> _やること_:
次の1.〜3.の記述が下の本文抜粋と一致するかどうかを判断し、それぞれ「はい」か「いいえ」で答え、決め手となる本文抜粋の語句をそのまま引用してください。
1. この映画の監督と脚本は同じ人物が担当している。
2. ロケ地は京都府京都市である。
3. この映画の上映時間は122分である。

##### 本文抜粋

「永遠に色褪せない少女の絵には、フキなりの大人への抵抗が示されていたように感じた」ルノワール Dr.Hawkさんの映画レビュー(感想・評価)
永遠に色褪せない少女の絵には、フキなりの大人への抵抗が示されていたように感じた
2025.6.23 一部字幕 MOVIX京都
2025年の日本映画(122分、G)
父の死に直面する11歳の少女を描いた青春映画
監督&脚本は早川千絵
物語の舞台は、日本のとある地方都市(ロケ地は岐阜県岐阜市)

##########
##### 利用可能なデータ

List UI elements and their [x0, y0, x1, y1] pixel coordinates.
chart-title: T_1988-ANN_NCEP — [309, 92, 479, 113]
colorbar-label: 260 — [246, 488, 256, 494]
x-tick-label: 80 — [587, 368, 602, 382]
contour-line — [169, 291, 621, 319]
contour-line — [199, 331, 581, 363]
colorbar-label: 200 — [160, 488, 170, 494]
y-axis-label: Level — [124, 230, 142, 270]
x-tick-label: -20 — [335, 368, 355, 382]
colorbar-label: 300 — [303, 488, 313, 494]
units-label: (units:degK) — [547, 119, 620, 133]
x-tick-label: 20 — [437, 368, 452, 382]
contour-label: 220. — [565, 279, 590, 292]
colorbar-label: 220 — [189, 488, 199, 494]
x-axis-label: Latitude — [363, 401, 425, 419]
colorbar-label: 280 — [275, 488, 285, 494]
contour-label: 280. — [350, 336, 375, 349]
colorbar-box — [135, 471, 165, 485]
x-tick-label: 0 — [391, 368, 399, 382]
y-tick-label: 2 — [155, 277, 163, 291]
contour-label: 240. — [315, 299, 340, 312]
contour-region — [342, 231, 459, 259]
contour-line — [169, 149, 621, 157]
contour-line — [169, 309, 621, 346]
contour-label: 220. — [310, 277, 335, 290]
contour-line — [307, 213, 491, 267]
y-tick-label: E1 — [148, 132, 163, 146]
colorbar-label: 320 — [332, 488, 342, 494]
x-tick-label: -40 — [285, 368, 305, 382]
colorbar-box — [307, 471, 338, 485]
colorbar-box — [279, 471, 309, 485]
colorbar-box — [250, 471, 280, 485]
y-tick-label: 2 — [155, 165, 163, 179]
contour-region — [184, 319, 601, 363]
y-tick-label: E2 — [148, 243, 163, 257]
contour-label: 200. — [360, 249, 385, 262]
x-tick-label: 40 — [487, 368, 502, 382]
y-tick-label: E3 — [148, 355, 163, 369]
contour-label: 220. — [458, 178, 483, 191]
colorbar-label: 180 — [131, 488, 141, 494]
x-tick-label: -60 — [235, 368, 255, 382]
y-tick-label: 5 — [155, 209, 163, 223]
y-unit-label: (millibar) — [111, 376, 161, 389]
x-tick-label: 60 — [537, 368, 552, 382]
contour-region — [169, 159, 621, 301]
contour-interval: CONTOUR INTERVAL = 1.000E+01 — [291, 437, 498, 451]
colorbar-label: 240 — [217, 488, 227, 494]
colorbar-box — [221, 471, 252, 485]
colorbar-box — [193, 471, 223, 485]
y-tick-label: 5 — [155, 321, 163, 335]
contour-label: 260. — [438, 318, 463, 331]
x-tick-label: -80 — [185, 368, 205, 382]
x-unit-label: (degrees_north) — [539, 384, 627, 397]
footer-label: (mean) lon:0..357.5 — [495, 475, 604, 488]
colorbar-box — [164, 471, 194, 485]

##########

> _解答例_:
1. はい 「監督&脚本は早川千絵」
2. いいえ 「ロケ地は岐阜県岐阜市」
3. はい 「2025年の日本映画(122分、G)」